[Structured figure records]
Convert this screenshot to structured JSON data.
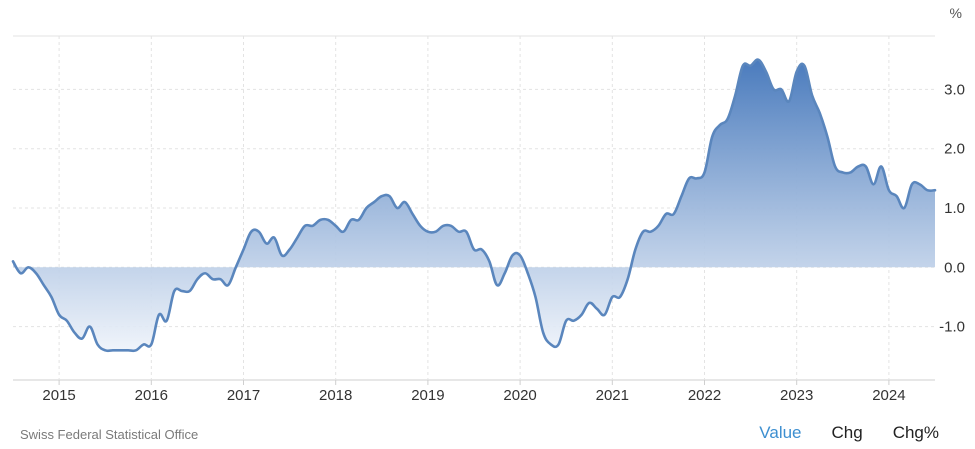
{
  "source": "Swiss Federal Statistical Office",
  "tabs": [
    {
      "label": "Value",
      "active": true
    },
    {
      "label": "Chg",
      "active": false
    },
    {
      "label": "Chg%",
      "active": false
    }
  ],
  "colors": {
    "line": "#5a86bd",
    "fill_top": "#4a7bbd",
    "fill_bottom": "#eef3fa",
    "grid": "#e3e3e3",
    "tab_active": "#3d8fd0"
  },
  "chart_data": {
    "type": "area",
    "unit": "%",
    "x_tick_labels": [
      "2015",
      "2016",
      "2017",
      "2018",
      "2019",
      "2020",
      "2021",
      "2022",
      "2023",
      "2024"
    ],
    "y_tick_labels": [
      "-1.0",
      "0.0",
      "1.0",
      "2.0",
      "3.0"
    ],
    "y_ticks": [
      -1,
      0,
      1,
      2,
      3
    ],
    "xlim": [
      "2014-07",
      "2024-07"
    ],
    "ylim": [
      -1.9,
      3.9
    ],
    "grid": true,
    "series": [
      {
        "x": [
          "2014-07",
          "2014-08",
          "2014-09",
          "2014-10",
          "2014-11",
          "2014-12",
          "2015-01",
          "2015-02",
          "2015-03",
          "2015-04",
          "2015-05",
          "2015-06",
          "2015-07",
          "2015-08",
          "2015-09",
          "2015-10",
          "2015-11",
          "2015-12",
          "2016-01",
          "2016-02",
          "2016-03",
          "2016-04",
          "2016-05",
          "2016-06",
          "2016-07",
          "2016-08",
          "2016-09",
          "2016-10",
          "2016-11",
          "2016-12",
          "2017-01",
          "2017-02",
          "2017-03",
          "2017-04",
          "2017-05",
          "2017-06",
          "2017-07",
          "2017-08",
          "2017-09",
          "2017-10",
          "2017-11",
          "2017-12",
          "2018-01",
          "2018-02",
          "2018-03",
          "2018-04",
          "2018-05",
          "2018-06",
          "2018-07",
          "2018-08",
          "2018-09",
          "2018-10",
          "2018-11",
          "2018-12",
          "2019-01",
          "2019-02",
          "2019-03",
          "2019-04",
          "2019-05",
          "2019-06",
          "2019-07",
          "2019-08",
          "2019-09",
          "2019-10",
          "2019-11",
          "2019-12",
          "2020-01",
          "2020-02",
          "2020-03",
          "2020-04",
          "2020-05",
          "2020-06",
          "2020-07",
          "2020-08",
          "2020-09",
          "2020-10",
          "2020-11",
          "2020-12",
          "2021-01",
          "2021-02",
          "2021-03",
          "2021-04",
          "2021-05",
          "2021-06",
          "2021-07",
          "2021-08",
          "2021-09",
          "2021-10",
          "2021-11",
          "2021-12",
          "2022-01",
          "2022-02",
          "2022-03",
          "2022-04",
          "2022-05",
          "2022-06",
          "2022-07",
          "2022-08",
          "2022-09",
          "2022-10",
          "2022-11",
          "2022-12",
          "2023-01",
          "2023-02",
          "2023-03",
          "2023-04",
          "2023-05",
          "2023-06",
          "2023-07",
          "2023-08",
          "2023-09",
          "2023-10",
          "2023-11",
          "2023-12",
          "2024-01",
          "2024-02",
          "2024-03",
          "2024-04",
          "2024-05",
          "2024-06",
          "2024-07"
        ],
        "values": [
          0.1,
          -0.1,
          0.0,
          -0.1,
          -0.3,
          -0.5,
          -0.8,
          -0.9,
          -1.1,
          -1.2,
          -1.0,
          -1.3,
          -1.4,
          -1.4,
          -1.4,
          -1.4,
          -1.4,
          -1.3,
          -1.3,
          -0.8,
          -0.9,
          -0.4,
          -0.4,
          -0.4,
          -0.2,
          -0.1,
          -0.2,
          -0.2,
          -0.3,
          0.0,
          0.3,
          0.6,
          0.6,
          0.4,
          0.5,
          0.2,
          0.3,
          0.5,
          0.7,
          0.7,
          0.8,
          0.8,
          0.7,
          0.6,
          0.8,
          0.8,
          1.0,
          1.1,
          1.2,
          1.2,
          1.0,
          1.1,
          0.9,
          0.7,
          0.6,
          0.6,
          0.7,
          0.7,
          0.6,
          0.6,
          0.3,
          0.3,
          0.1,
          -0.3,
          -0.1,
          0.2,
          0.2,
          -0.1,
          -0.5,
          -1.1,
          -1.3,
          -1.3,
          -0.9,
          -0.9,
          -0.8,
          -0.6,
          -0.7,
          -0.8,
          -0.5,
          -0.5,
          -0.2,
          0.3,
          0.6,
          0.6,
          0.7,
          0.9,
          0.9,
          1.2,
          1.5,
          1.5,
          1.6,
          2.2,
          2.4,
          2.5,
          2.9,
          3.4,
          3.4,
          3.5,
          3.3,
          3.0,
          3.0,
          2.8,
          3.3,
          3.4,
          2.9,
          2.6,
          2.2,
          1.7,
          1.6,
          1.6,
          1.7,
          1.7,
          1.4,
          1.7,
          1.3,
          1.2,
          1.0,
          1.4,
          1.4,
          1.3,
          1.3
        ]
      }
    ]
  }
}
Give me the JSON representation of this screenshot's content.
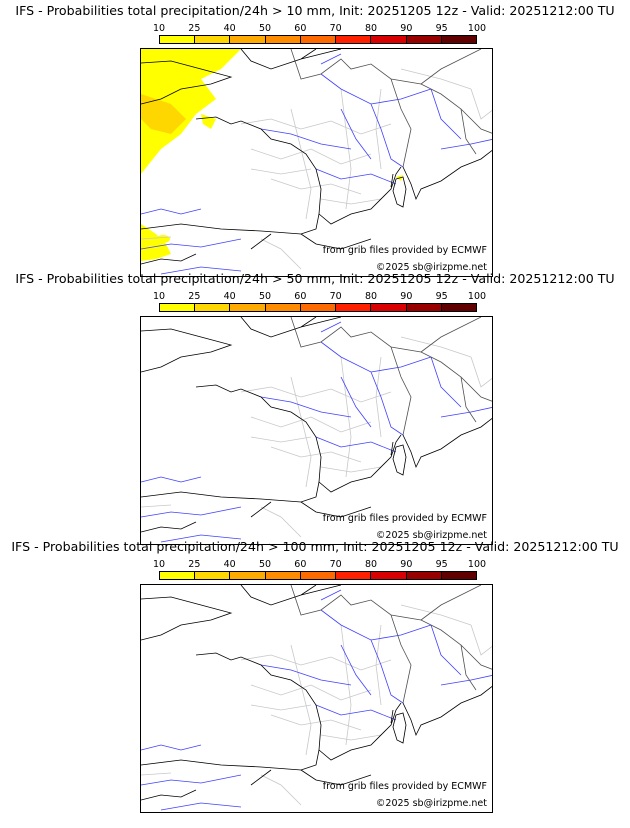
{
  "colorbar": {
    "ticks": [
      "10",
      "25",
      "40",
      "50",
      "60",
      "70",
      "80",
      "90",
      "95",
      "100"
    ],
    "colors": [
      "#ffff00",
      "#ffd700",
      "#ffaa00",
      "#ff8c00",
      "#ff6a00",
      "#ff2000",
      "#d80000",
      "#980000",
      "#600000"
    ]
  },
  "panels": [
    {
      "title": "IFS - Probabilities total precipitation/24h > 10 mm, Init: 20251205 12z - Valid: 20251212:00 TU",
      "threshold_mm": 10
    },
    {
      "title": "IFS - Probabilities total precipitation/24h > 50 mm, Init: 20251205 12z - Valid: 20251212:00 TU",
      "threshold_mm": 50
    },
    {
      "title": "IFS - Probabilities total precipitation/24h > 100 mm, Init: 20251205 12z - Valid: 20251212:00 TU",
      "threshold_mm": 100
    }
  ],
  "credits": {
    "source": "from grib files provided by ECMWF",
    "copyright": "©2025 sb@irizpme.net"
  }
}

WRITTEN PROBLEM — The entries above should be reproduced exactly, without their pictures.

PROBLEM SOLUTION —
Convert this screenshot to structured JSON data.
{
  "source": "Swiss Federal Statistical Office",
  "tabs": [
    {
      "label": "Value",
      "active": true
    },
    {
      "label": "Chg",
      "active": false
    },
    {
      "label": "Chg%",
      "active": false
    }
  ],
  "colors": {
    "line": "#5a86bd",
    "fill_top": "#4a7bbd",
    "fill_bottom": "#eef3fa",
    "grid": "#e3e3e3",
    "tab_active": "#3d8fd0"
  },
  "chart_data": {
    "type": "area",
    "unit": "%",
    "x_tick_labels": [
      "2015",
      "2016",
      "2017",
      "2018",
      "2019",
      "2020",
      "2021",
      "2022",
      "2023",
      "2024"
    ],
    "y_tick_labels": [
      "-1.0",
      "0.0",
      "1.0",
      "2.0",
      "3.0"
    ],
    "y_ticks": [
      -1,
      0,
      1,
      2,
      3
    ],
    "xlim": [
      "2014-07",
      "2024-07"
    ],
    "ylim": [
      -1.9,
      3.9
    ],
    "grid": true,
    "series": [
      {
        "x": [
          "2014-07",
          "2014-08",
          "2014-09",
          "2014-10",
          "2014-11",
          "2014-12",
          "2015-01",
          "2015-02",
          "2015-03",
          "2015-04",
          "2015-05",
          "2015-06",
          "2015-07",
          "2015-08",
          "2015-09",
          "2015-10",
          "2015-11",
          "2015-12",
          "2016-01",
          "2016-02",
          "2016-03",
          "2016-04",
          "2016-05",
          "2016-06",
          "2016-07",
          "2016-08",
          "2016-09",
          "2016-10",
          "2016-11",
          "2016-12",
          "2017-01",
          "2017-02",
          "2017-03",
          "2017-04",
          "2017-05",
          "2017-06",
          "2017-07",
          "2017-08",
          "2017-09",
          "2017-10",
          "2017-11",
          "2017-12",
          "2018-01",
          "2018-02",
          "2018-03",
          "2018-04",
          "2018-05",
          "2018-06",
          "2018-07",
          "2018-08",
          "2018-09",
          "2018-10",
          "2018-11",
          "2018-12",
          "2019-01",
          "2019-02",
          "2019-03",
          "2019-04",
          "2019-05",
          "2019-06",
          "2019-07",
          "2019-08",
          "2019-09",
          "2019-10",
          "2019-11",
          "2019-12",
          "2020-01",
          "2020-02",
          "2020-03",
          "2020-04",
          "2020-05",
          "2020-06",
          "2020-07",
          "2020-08",
          "2020-09",
          "2020-10",
          "2020-11",
          "2020-12",
          "2021-01",
          "2021-02",
          "2021-03",
          "2021-04",
          "2021-05",
          "2021-06",
          "2021-07",
          "2021-08",
          "2021-09",
          "2021-10",
          "2021-11",
          "2021-12",
          "2022-01",
          "2022-02",
          "2022-03",
          "2022-04",
          "2022-05",
          "2022-06",
          "2022-07",
          "2022-08",
          "2022-09",
          "2022-10",
          "2022-11",
          "2022-12",
          "2023-01",
          "2023-02",
          "2023-03",
          "2023-04",
          "2023-05",
          "2023-06",
          "2023-07",
          "2023-08",
          "2023-09",
          "2023-10",
          "2023-11",
          "2023-12",
          "2024-01",
          "2024-02",
          "2024-03",
          "2024-04",
          "2024-05",
          "2024-06",
          "2024-07"
        ],
        "values": [
          0.1,
          -0.1,
          0.0,
          -0.1,
          -0.3,
          -0.5,
          -0.8,
          -0.9,
          -1.1,
          -1.2,
          -1.0,
          -1.3,
          -1.4,
          -1.4,
          -1.4,
          -1.4,
          -1.4,
          -1.3,
          -1.3,
          -0.8,
          -0.9,
          -0.4,
          -0.4,
          -0.4,
          -0.2,
          -0.1,
          -0.2,
          -0.2,
          -0.3,
          0.0,
          0.3,
          0.6,
          0.6,
          0.4,
          0.5,
          0.2,
          0.3,
          0.5,
          0.7,
          0.7,
          0.8,
          0.8,
          0.7,
          0.6,
          0.8,
          0.8,
          1.0,
          1.1,
          1.2,
          1.2,
          1.0,
          1.1,
          0.9,
          0.7,
          0.6,
          0.6,
          0.7,
          0.7,
          0.6,
          0.6,
          0.3,
          0.3,
          0.1,
          -0.3,
          -0.1,
          0.2,
          0.2,
          -0.1,
          -0.5,
          -1.1,
          -1.3,
          -1.3,
          -0.9,
          -0.9,
          -0.8,
          -0.6,
          -0.7,
          -0.8,
          -0.5,
          -0.5,
          -0.2,
          0.3,
          0.6,
          0.6,
          0.7,
          0.9,
          0.9,
          1.2,
          1.5,
          1.5,
          1.6,
          2.2,
          2.4,
          2.5,
          2.9,
          3.4,
          3.4,
          3.5,
          3.3,
          3.0,
          3.0,
          2.8,
          3.3,
          3.4,
          2.9,
          2.6,
          2.2,
          1.7,
          1.6,
          1.6,
          1.7,
          1.7,
          1.4,
          1.7,
          1.3,
          1.2,
          1.0,
          1.4,
          1.4,
          1.3,
          1.3
        ]
      }
    ]
  }
}
Give me the JSON representation of this screenshot's content.
{
  "colorbar": {
    "ticks": [
      "10",
      "25",
      "40",
      "50",
      "60",
      "70",
      "80",
      "90",
      "95",
      "100"
    ],
    "colors": [
      "#ffff00",
      "#ffd700",
      "#ffaa00",
      "#ff8c00",
      "#ff6a00",
      "#ff2000",
      "#d80000",
      "#980000",
      "#600000"
    ]
  },
  "panels": [
    {
      "title": "IFS - Probabilities total precipitation/24h > 10 mm, Init: 20251205 12z - Valid: 20251212:00 TU",
      "threshold_mm": 10
    },
    {
      "title": "IFS - Probabilities total precipitation/24h > 50 mm, Init: 20251205 12z - Valid: 20251212:00 TU",
      "threshold_mm": 50
    },
    {
      "title": "IFS - Probabilities total precipitation/24h > 100 mm, Init: 20251205 12z - Valid: 20251212:00 TU",
      "threshold_mm": 100
    }
  ],
  "credits": {
    "source": "from grib files provided by ECMWF",
    "copyright": "©2025 sb@irizpme.net"
  }
}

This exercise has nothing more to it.